[Records from a data source]
━━━━━━━━

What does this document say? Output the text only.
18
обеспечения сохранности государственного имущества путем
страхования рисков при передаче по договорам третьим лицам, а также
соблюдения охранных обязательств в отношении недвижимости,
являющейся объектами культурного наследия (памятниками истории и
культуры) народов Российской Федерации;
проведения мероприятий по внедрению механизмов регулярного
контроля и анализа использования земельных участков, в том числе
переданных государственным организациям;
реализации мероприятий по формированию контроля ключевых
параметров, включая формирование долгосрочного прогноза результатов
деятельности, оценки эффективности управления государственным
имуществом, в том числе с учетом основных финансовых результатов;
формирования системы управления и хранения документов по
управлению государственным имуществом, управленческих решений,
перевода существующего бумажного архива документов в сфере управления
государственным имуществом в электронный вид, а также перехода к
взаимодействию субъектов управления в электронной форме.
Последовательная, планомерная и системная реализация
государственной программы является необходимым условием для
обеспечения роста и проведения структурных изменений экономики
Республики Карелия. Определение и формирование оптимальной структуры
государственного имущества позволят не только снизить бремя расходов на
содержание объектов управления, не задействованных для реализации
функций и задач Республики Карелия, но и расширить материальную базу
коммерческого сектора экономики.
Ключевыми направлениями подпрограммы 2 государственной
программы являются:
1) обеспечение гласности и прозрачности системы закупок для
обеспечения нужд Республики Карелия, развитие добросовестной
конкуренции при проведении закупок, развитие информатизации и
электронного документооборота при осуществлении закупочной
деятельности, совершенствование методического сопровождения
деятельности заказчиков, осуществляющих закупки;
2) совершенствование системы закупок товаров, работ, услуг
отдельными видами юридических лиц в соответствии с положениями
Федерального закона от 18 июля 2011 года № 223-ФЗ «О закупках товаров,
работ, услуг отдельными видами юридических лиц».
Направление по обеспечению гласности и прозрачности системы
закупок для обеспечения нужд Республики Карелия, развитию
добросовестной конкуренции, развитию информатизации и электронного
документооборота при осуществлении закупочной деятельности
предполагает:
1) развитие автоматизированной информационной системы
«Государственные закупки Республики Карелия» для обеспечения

━━━━━━━━

**Work to be completed**
What is the number of lines in this material that hold the string "закупки"? Answer with that number only.

**Final answer**
2